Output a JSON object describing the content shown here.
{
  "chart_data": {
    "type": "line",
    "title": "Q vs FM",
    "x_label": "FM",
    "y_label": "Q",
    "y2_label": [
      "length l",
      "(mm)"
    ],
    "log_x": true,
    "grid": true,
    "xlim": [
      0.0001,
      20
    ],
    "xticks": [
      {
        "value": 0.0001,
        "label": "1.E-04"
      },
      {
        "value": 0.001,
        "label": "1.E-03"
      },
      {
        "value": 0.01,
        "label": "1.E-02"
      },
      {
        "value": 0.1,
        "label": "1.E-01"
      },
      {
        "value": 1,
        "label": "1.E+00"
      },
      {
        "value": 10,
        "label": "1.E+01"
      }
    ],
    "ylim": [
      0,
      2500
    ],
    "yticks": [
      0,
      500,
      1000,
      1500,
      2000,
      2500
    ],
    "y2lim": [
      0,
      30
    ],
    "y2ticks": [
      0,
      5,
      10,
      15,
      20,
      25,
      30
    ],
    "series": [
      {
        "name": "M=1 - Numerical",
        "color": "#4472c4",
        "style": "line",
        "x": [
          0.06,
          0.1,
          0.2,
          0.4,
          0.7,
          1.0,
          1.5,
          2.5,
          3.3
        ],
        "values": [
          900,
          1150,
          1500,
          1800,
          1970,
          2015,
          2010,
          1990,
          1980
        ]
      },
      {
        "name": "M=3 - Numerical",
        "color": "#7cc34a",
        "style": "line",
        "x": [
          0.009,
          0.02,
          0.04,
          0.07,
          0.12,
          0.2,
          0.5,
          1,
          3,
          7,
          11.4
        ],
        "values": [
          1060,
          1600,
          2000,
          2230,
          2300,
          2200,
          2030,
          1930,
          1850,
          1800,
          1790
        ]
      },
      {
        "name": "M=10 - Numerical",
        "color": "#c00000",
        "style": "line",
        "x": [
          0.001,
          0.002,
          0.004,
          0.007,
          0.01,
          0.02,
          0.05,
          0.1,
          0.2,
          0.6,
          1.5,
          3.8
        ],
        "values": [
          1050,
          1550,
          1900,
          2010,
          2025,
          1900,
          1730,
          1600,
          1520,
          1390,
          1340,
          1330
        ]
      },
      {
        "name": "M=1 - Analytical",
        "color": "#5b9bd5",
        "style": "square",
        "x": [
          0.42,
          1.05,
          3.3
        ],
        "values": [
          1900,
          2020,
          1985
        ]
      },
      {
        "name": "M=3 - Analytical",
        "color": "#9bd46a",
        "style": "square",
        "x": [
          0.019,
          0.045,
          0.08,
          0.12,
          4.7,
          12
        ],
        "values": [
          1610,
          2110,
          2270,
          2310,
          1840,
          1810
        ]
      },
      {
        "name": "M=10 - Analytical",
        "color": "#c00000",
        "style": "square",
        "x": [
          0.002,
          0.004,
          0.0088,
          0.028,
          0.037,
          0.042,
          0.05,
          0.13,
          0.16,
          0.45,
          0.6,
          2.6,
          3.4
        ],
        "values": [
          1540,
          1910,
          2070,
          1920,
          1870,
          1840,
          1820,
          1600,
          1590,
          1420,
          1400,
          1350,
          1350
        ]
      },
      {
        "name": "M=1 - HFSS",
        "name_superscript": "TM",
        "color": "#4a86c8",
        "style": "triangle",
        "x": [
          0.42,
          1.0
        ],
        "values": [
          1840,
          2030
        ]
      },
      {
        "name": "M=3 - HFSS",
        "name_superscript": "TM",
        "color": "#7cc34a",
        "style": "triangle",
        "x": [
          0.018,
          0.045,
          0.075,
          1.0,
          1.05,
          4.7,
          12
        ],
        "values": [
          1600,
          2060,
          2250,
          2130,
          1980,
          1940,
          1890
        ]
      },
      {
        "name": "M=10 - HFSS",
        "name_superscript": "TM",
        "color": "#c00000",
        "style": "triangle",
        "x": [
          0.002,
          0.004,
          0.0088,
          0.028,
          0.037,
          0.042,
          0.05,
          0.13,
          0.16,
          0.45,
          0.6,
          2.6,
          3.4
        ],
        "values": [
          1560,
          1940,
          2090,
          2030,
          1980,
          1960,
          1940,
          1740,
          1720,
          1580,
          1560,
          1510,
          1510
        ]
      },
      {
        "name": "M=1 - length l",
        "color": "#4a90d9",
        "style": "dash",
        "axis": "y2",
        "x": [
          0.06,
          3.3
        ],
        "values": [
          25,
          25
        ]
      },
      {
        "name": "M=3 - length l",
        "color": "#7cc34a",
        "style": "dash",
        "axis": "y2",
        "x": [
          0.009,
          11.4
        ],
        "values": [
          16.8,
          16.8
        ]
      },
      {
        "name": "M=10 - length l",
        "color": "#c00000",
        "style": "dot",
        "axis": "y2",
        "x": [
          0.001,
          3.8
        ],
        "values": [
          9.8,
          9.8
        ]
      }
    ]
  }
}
+++++
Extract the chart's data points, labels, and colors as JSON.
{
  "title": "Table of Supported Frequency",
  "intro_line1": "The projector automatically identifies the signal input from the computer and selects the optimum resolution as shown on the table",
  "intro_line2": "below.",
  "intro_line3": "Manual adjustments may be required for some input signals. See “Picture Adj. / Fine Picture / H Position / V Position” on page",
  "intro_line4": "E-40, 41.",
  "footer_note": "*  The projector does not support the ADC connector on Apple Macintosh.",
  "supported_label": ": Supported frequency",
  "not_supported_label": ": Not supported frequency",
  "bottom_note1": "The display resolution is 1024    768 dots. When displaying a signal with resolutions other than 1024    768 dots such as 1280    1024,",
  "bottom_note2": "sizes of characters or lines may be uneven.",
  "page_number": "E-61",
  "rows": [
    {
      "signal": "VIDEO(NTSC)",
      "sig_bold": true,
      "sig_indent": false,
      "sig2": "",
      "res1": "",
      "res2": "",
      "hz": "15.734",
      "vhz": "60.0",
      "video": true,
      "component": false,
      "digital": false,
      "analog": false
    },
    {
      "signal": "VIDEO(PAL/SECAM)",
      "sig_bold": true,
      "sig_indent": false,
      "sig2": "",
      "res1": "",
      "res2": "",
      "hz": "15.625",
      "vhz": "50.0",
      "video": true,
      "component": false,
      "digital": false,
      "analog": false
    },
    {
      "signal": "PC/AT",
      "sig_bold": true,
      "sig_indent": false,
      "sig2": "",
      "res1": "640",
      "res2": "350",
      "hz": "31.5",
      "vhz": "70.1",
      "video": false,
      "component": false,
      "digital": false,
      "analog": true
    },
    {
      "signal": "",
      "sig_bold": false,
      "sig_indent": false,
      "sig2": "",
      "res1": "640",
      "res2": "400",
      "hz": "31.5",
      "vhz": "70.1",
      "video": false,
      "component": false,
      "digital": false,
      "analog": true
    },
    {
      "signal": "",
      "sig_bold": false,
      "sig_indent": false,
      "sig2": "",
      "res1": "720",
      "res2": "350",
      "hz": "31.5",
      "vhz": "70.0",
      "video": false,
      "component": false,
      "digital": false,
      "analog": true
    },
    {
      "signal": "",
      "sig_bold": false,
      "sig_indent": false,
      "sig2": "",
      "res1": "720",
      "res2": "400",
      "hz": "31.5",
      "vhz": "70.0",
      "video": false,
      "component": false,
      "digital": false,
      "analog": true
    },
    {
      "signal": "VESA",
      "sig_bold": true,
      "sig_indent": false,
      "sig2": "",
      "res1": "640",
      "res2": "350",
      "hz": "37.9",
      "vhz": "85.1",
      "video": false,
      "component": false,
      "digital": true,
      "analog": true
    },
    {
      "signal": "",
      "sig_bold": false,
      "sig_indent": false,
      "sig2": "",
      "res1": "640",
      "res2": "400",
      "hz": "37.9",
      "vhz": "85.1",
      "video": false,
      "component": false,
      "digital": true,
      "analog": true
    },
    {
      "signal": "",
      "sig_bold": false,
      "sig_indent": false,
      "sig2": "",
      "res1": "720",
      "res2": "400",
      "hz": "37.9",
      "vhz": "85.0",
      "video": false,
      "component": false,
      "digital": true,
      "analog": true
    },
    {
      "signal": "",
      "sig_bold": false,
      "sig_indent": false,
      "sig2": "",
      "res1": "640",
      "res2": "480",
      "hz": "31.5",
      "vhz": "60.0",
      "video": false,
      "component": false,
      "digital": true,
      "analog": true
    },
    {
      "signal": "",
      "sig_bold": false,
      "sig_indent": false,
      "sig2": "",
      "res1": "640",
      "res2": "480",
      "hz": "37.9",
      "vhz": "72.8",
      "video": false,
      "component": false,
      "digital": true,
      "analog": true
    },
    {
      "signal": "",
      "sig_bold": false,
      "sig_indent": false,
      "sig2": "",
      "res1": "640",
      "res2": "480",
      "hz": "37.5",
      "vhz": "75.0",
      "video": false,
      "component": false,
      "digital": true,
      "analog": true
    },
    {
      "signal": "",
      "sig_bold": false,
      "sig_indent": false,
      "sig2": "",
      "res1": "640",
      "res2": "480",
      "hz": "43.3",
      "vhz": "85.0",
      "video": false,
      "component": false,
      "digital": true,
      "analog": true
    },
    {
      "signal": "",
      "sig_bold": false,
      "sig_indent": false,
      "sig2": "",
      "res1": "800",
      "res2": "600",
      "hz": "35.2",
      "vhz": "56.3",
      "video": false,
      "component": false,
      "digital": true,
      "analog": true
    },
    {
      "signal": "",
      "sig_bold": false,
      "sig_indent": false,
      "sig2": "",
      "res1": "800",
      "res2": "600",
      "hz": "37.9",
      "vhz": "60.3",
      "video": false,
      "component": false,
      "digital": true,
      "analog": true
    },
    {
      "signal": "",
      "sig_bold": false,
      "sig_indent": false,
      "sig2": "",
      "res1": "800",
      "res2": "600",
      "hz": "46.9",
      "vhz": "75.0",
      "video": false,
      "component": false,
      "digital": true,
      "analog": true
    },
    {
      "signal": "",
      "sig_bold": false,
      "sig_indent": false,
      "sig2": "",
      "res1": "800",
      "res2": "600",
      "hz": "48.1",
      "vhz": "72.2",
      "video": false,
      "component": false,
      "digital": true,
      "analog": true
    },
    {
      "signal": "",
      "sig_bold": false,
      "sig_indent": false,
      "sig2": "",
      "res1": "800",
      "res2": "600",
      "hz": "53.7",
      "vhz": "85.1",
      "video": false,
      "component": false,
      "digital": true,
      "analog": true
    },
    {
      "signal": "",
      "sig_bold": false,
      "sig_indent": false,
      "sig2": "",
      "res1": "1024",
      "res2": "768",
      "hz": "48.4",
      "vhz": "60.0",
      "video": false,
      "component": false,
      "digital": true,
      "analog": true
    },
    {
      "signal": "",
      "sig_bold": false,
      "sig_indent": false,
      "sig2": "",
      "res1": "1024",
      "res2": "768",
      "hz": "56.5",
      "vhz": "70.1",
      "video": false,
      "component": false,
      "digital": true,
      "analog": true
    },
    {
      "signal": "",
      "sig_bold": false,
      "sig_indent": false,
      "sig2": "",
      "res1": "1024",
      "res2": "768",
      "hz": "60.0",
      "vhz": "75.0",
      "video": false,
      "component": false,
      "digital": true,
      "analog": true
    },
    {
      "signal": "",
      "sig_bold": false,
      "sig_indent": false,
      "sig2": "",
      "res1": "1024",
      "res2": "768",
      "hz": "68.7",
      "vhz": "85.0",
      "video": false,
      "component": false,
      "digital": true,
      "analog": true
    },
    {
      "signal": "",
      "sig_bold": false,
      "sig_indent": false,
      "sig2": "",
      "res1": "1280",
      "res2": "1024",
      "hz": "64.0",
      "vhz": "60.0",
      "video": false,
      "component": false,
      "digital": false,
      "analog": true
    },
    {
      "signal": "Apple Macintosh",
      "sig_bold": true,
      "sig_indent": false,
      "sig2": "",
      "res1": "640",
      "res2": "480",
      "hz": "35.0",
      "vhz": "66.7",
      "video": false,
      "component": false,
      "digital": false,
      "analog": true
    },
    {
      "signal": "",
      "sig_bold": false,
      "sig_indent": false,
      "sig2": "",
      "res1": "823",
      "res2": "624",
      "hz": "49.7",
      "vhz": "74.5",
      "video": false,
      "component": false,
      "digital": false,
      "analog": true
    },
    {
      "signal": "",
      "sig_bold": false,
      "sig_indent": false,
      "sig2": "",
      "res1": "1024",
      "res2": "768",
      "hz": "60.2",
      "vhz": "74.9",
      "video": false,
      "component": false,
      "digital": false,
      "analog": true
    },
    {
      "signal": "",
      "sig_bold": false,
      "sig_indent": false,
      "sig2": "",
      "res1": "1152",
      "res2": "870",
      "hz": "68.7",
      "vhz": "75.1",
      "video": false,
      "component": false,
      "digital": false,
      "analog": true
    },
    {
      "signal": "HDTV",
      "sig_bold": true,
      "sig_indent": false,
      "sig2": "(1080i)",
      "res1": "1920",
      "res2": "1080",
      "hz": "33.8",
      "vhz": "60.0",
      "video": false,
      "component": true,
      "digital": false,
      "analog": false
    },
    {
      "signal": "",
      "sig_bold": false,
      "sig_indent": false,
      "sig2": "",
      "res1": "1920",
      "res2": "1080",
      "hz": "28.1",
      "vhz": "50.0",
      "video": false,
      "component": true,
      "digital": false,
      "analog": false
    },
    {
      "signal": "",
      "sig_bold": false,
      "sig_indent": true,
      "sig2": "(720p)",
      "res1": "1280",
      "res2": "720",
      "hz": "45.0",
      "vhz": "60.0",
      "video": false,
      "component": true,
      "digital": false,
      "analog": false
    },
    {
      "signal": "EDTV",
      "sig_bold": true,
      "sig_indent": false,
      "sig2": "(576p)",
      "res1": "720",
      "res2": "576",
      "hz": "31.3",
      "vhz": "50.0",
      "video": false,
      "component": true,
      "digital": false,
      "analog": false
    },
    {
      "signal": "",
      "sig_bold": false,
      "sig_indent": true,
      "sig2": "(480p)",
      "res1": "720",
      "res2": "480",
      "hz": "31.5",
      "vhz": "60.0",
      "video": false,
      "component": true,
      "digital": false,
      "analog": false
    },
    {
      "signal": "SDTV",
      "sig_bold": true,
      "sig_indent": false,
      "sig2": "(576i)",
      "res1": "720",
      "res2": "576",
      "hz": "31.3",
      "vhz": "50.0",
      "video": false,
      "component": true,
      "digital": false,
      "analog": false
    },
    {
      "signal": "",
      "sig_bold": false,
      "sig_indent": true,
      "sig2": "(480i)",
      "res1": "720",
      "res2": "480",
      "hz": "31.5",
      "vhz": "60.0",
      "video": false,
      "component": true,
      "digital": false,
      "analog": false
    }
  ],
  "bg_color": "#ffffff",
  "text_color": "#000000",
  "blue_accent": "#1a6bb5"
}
+++++
Among the entries above, how many lines hold the word "HFSS"? Reply with only that number.

## Answer for the task
3